• STATED TASK
The listing beneath should be written out in full, exactly as shown.

** START OF RECORDS SUPPLIED **

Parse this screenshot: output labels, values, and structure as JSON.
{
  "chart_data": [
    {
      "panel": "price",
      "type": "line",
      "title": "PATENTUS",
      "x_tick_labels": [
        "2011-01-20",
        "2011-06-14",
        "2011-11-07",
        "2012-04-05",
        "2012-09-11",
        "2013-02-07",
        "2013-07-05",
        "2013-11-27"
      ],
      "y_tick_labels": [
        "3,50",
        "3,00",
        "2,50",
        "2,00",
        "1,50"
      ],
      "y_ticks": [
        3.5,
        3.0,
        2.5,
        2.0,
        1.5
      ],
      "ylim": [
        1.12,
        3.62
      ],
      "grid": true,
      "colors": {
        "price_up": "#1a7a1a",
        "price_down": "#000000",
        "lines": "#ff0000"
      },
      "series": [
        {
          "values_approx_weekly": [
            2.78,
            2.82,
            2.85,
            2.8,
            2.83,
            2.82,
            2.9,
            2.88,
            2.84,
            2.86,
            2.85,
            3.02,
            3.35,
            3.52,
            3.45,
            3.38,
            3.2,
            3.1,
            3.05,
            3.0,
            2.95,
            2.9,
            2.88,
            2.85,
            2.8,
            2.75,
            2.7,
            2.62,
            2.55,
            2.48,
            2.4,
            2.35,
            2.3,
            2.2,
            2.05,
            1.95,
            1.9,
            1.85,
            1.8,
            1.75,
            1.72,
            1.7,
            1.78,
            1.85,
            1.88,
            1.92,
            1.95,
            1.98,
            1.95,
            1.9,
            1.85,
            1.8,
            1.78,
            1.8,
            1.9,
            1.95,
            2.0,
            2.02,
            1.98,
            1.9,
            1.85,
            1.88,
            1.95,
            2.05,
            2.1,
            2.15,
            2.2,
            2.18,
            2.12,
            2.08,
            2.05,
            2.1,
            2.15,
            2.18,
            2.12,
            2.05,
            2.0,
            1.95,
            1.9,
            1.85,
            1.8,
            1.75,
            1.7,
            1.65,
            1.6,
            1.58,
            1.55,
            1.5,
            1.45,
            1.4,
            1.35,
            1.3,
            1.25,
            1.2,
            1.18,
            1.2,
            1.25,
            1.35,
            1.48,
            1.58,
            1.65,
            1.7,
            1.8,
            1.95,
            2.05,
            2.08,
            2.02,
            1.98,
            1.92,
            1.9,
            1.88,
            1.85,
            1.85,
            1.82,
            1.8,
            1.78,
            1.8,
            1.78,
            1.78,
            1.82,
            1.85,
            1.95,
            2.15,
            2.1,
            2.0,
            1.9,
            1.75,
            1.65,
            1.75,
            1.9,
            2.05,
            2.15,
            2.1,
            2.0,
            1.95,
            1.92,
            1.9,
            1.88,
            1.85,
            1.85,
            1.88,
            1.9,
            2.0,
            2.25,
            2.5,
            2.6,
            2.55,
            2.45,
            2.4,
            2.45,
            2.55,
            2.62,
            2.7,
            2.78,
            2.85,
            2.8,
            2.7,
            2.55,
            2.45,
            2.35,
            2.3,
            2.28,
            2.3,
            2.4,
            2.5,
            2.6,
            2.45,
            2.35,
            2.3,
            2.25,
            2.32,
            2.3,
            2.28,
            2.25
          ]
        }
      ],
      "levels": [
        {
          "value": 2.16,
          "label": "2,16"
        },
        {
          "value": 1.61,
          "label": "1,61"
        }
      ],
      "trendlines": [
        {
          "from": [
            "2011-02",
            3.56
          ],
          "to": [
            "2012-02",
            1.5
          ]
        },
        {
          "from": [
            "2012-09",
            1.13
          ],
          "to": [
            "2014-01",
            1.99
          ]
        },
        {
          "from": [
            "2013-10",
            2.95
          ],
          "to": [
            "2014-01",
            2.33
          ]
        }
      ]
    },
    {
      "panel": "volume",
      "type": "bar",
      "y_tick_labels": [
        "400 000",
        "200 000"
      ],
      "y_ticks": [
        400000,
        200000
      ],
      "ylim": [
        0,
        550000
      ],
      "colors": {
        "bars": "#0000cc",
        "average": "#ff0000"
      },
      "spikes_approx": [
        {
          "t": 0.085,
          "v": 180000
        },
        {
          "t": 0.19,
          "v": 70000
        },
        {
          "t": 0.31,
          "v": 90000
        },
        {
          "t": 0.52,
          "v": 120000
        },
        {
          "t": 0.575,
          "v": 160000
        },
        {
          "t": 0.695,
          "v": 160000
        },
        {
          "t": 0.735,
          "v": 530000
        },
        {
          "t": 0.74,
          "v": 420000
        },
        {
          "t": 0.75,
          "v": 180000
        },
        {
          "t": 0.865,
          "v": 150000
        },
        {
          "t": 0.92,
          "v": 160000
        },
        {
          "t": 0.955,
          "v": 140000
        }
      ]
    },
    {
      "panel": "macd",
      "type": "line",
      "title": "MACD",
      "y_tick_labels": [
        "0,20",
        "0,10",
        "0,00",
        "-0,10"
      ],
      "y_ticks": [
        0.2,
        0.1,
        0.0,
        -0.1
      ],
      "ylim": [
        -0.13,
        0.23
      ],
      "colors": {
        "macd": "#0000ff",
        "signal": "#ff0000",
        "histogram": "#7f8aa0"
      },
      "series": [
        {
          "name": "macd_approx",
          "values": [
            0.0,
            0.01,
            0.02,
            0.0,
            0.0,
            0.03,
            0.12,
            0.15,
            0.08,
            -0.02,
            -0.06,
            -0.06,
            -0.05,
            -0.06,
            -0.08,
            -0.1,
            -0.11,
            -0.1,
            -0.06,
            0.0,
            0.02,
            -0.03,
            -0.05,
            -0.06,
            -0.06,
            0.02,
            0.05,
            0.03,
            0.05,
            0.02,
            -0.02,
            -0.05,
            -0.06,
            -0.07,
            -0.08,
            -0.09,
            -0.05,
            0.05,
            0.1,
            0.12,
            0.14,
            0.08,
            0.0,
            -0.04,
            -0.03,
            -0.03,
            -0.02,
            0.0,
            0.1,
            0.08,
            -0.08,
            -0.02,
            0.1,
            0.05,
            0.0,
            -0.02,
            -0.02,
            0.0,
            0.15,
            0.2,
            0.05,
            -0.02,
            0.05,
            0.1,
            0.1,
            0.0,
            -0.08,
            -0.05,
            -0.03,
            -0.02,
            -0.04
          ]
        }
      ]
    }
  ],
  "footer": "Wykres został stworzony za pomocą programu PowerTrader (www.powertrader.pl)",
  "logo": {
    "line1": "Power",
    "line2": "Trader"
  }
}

** END OF RECORDS SUPPLIED **

• RESPONSE FOR THIS EXERCISE
Parse this screenshot: output labels, values, and structure as JSON.
{
  "chart_data": [
    {
      "panel": "price",
      "type": "line",
      "title": "PATENTUS",
      "x_tick_labels": [
        "2011-01-20",
        "2011-06-14",
        "2011-11-07",
        "2012-04-05",
        "2012-09-11",
        "2013-02-07",
        "2013-07-05",
        "2013-11-27"
      ],
      "y_tick_labels": [
        "3,50",
        "3,00",
        "2,50",
        "2,00",
        "1,50"
      ],
      "y_ticks": [
        3.5,
        3.0,
        2.5,
        2.0,
        1.5
      ],
      "ylim": [
        1.12,
        3.62
      ],
      "grid": true,
      "colors": {
        "price_up": "#1a7a1a",
        "price_down": "#000000",
        "lines": "#ff0000"
      },
      "series": [
        {
          "values_approx_weekly": [
            2.78,
            2.82,
            2.85,
            2.8,
            2.83,
            2.82,
            2.9,
            2.88,
            2.84,
            2.86,
            2.85,
            3.02,
            3.35,
            3.52,
            3.45,
            3.38,
            3.2,
            3.1,
            3.05,
            3.0,
            2.95,
            2.9,
            2.88,
            2.85,
            2.8,
            2.75,
            2.7,
            2.62,
            2.55,
            2.48,
            2.4,
            2.35,
            2.3,
            2.2,
            2.05,
            1.95,
            1.9,
            1.85,
            1.8,
            1.75,
            1.72,
            1.7,
            1.78,
            1.85,
            1.88,
            1.92,
            1.95,
            1.98,
            1.95,
            1.9,
            1.85,
            1.8,
            1.78,
            1.8,
            1.9,
            1.95,
            2.0,
            2.02,
            1.98,
            1.9,
            1.85,
            1.88,
            1.95,
            2.05,
            2.1,
            2.15,
            2.2,
            2.18,
            2.12,
            2.08,
            2.05,
            2.1,
            2.15,
            2.18,
            2.12,
            2.05,
            2.0,
            1.95,
            1.9,
            1.85,
            1.8,
            1.75,
            1.7,
            1.65,
            1.6,
            1.58,
            1.55,
            1.5,
            1.45,
            1.4,
            1.35,
            1.3,
            1.25,
            1.2,
            1.18,
            1.2,
            1.25,
            1.35,
            1.48,
            1.58,
            1.65,
            1.7,
            1.8,
            1.95,
            2.05,
            2.08,
            2.02,
            1.98,
            1.92,
            1.9,
            1.88,
            1.85,
            1.85,
            1.82,
            1.8,
            1.78,
            1.8,
            1.78,
            1.78,
            1.82,
            1.85,
            1.95,
            2.15,
            2.1,
            2.0,
            1.9,
            1.75,
            1.65,
            1.75,
            1.9,
            2.05,
            2.15,
            2.1,
            2.0,
            1.95,
            1.92,
            1.9,
            1.88,
            1.85,
            1.85,
            1.88,
            1.9,
            2.0,
            2.25,
            2.5,
            2.6,
            2.55,
            2.45,
            2.4,
            2.45,
            2.55,
            2.62,
            2.7,
            2.78,
            2.85,
            2.8,
            2.7,
            2.55,
            2.45,
            2.35,
            2.3,
            2.28,
            2.3,
            2.4,
            2.5,
            2.6,
            2.45,
            2.35,
            2.3,
            2.25,
            2.32,
            2.3,
            2.28,
            2.25
          ]
        }
      ],
      "levels": [
        {
          "value": 2.16,
          "label": "2,16"
        },
        {
          "value": 1.61,
          "label": "1,61"
        }
      ],
      "trendlines": [
        {
          "from": [
            "2011-02",
            3.56
          ],
          "to": [
            "2012-02",
            1.5
          ]
        },
        {
          "from": [
            "2012-09",
            1.13
          ],
          "to": [
            "2014-01",
            1.99
          ]
        },
        {
          "from": [
            "2013-10",
            2.95
          ],
          "to": [
            "2014-01",
            2.33
          ]
        }
      ]
    },
    {
      "panel": "volume",
      "type": "bar",
      "y_tick_labels": [
        "400 000",
        "200 000"
      ],
      "y_ticks": [
        400000,
        200000
      ],
      "ylim": [
        0,
        550000
      ],
      "colors": {
        "bars": "#0000cc",
        "average": "#ff0000"
      },
      "spikes_approx": [
        {
          "t": 0.085,
          "v": 180000
        },
        {
          "t": 0.19,
          "v": 70000
        },
        {
          "t": 0.31,
          "v": 90000
        },
        {
          "t": 0.52,
          "v": 120000
        },
        {
          "t": 0.575,
          "v": 160000
        },
        {
          "t": 0.695,
          "v": 160000
        },
        {
          "t": 0.735,
          "v": 530000
        },
        {
          "t": 0.74,
          "v": 420000
        },
        {
          "t": 0.75,
          "v": 180000
        },
        {
          "t": 0.865,
          "v": 150000
        },
        {
          "t": 0.92,
          "v": 160000
        },
        {
          "t": 0.955,
          "v": 140000
        }
      ]
    },
    {
      "panel": "macd",
      "type": "line",
      "title": "MACD",
      "y_tick_labels": [
        "0,20",
        "0,10",
        "0,00",
        "-0,10"
      ],
      "y_ticks": [
        0.2,
        0.1,
        0.0,
        -0.1
      ],
      "ylim": [
        -0.13,
        0.23
      ],
      "colors": {
        "macd": "#0000ff",
        "signal": "#ff0000",
        "histogram": "#7f8aa0"
      },
      "series": [
        {
          "name": "macd_approx",
          "values": [
            0.0,
            0.01,
            0.02,
            0.0,
            0.0,
            0.03,
            0.12,
            0.15,
            0.08,
            -0.02,
            -0.06,
            -0.06,
            -0.05,
            -0.06,
            -0.08,
            -0.1,
            -0.11,
            -0.1,
            -0.06,
            0.0,
            0.02,
            -0.03,
            -0.05,
            -0.06,
            -0.06,
            0.02,
            0.05,
            0.03,
            0.05,
            0.02,
            -0.02,
            -0.05,
            -0.06,
            -0.07,
            -0.08,
            -0.09,
            -0.05,
            0.05,
            0.1,
            0.12,
            0.14,
            0.08,
            0.0,
            -0.04,
            -0.03,
            -0.03,
            -0.02,
            0.0,
            0.1,
            0.08,
            -0.08,
            -0.02,
            0.1,
            0.05,
            0.0,
            -0.02,
            -0.02,
            0.0,
            0.15,
            0.2,
            0.05,
            -0.02,
            0.05,
            0.1,
            0.1,
            0.0,
            -0.08,
            -0.05,
            -0.03,
            -0.02,
            -0.04
          ]
        }
      ]
    }
  ],
  "footer": "Wykres został stworzony za pomocą programu PowerTrader (www.powertrader.pl)",
  "logo": {
    "line1": "Power",
    "line2": "Trader"
  }
}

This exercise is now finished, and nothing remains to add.